▸ **SET TASK**
Quote every line of the material beneath this one.
-- BEGIN --
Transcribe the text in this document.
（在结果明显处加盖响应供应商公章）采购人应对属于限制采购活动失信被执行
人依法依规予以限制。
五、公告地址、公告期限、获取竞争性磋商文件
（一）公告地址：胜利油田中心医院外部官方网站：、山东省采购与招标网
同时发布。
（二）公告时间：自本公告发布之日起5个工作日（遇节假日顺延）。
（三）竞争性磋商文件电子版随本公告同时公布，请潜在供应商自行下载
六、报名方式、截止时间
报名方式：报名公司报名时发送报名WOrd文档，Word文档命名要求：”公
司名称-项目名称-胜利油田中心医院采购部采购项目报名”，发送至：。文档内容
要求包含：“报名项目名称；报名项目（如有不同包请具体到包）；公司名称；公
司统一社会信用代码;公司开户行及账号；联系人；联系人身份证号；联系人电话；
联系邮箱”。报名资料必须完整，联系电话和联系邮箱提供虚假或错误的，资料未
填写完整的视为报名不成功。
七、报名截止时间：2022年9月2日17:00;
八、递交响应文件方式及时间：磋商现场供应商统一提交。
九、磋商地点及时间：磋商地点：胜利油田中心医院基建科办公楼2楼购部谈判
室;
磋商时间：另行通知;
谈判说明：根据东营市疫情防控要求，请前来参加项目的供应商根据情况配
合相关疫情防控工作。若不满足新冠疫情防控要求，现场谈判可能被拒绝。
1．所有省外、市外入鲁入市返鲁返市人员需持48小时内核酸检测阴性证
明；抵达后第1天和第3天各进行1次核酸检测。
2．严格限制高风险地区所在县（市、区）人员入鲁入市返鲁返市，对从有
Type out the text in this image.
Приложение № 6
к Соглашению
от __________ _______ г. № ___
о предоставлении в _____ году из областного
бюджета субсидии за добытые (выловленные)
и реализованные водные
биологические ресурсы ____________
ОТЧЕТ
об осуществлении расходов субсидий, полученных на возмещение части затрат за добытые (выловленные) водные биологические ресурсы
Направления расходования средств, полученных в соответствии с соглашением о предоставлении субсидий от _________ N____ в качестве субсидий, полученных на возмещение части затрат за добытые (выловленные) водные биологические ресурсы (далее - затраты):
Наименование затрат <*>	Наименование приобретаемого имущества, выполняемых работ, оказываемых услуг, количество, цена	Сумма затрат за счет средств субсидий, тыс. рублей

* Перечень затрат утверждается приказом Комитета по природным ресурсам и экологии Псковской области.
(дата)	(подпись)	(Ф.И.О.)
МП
-- END --
▸ **RESPONSE TO THIS TASK**
Transcribe the text in this document.
（在结果明显处加盖响应供应商公章）采购人应对属于限制采购活动失信被执行
人依法依规予以限制。
五、公告地址、公告期限、获取竞争性磋商文件
（一）公告地址：胜利油田中心医院外部官方网站：、山东省采购与招标网
同时发布。
（二）公告时间：自本公告发布之日起5个工作日（遇节假日顺延）。
（三）竞争性磋商文件电子版随本公告同时公布，请潜在供应商自行下载
六、报名方式、截止时间
报名方式：报名公司报名时发送报名WOrd文档，Word文档命名要求：”公
司名称-项目名称-胜利油田中心医院采购部采购项目报名”，发送至：。文档内容
要求包含：“报名项目名称；报名项目（如有不同包请具体到包）；公司名称；公
司统一社会信用代码;公司开户行及账号；联系人；联系人身份证号；联系人电话；
联系邮箱”。报名资料必须完整，联系电话和联系邮箱提供虚假或错误的，资料未
填写完整的视为报名不成功。
七、报名截止时间：2022年9月2日17:00;
八、递交响应文件方式及时间：磋商现场供应商统一提交。
九、磋商地点及时间：磋商地点：胜利油田中心医院基建科办公楼2楼购部谈判
室;
磋商时间：另行通知;
谈判说明：根据东营市疫情防控要求，请前来参加项目的供应商根据情况配
合相关疫情防控工作。若不满足新冠疫情防控要求，现场谈判可能被拒绝。
1．所有省外、市外入鲁入市返鲁返市人员需持48小时内核酸检测阴性证
明；抵达后第1天和第3天各进行1次核酸检测。
2．严格限制高风险地区所在县（市、区）人员入鲁入市返鲁返市，对从有
Type out the text in this image.
Приложение № 6
к Соглашению
от __________ _______ г. № ___
о предоставлении в _____ году из областного
бюджета субсидии за добытые (выловленные)
и реализованные водные
биологические ресурсы ____________
ОТЧЕТ
об осуществлении расходов субсидий, полученных на возмещение части затрат за добытые (выловленные) водные биологические ресурсы
Направления расходования средств, полученных в соответствии с соглашением о предоставлении субсидий от _________ N____ в качестве субсидий, полученных на возмещение части затрат за добытые (выловленные) водные биологические ресурсы (далее - затраты):
Наименование затрат <*>	Наименование приобретаемого имущества, выполняемых работ, оказываемых услуг, количество, цена	Сумма затрат за счет средств субсидий, тыс. рублей

* Перечень затрат утверждается приказом Комитета по природным ресурсам и экологии Псковской области.
(дата)	(подпись)	(Ф.И.О.)
МП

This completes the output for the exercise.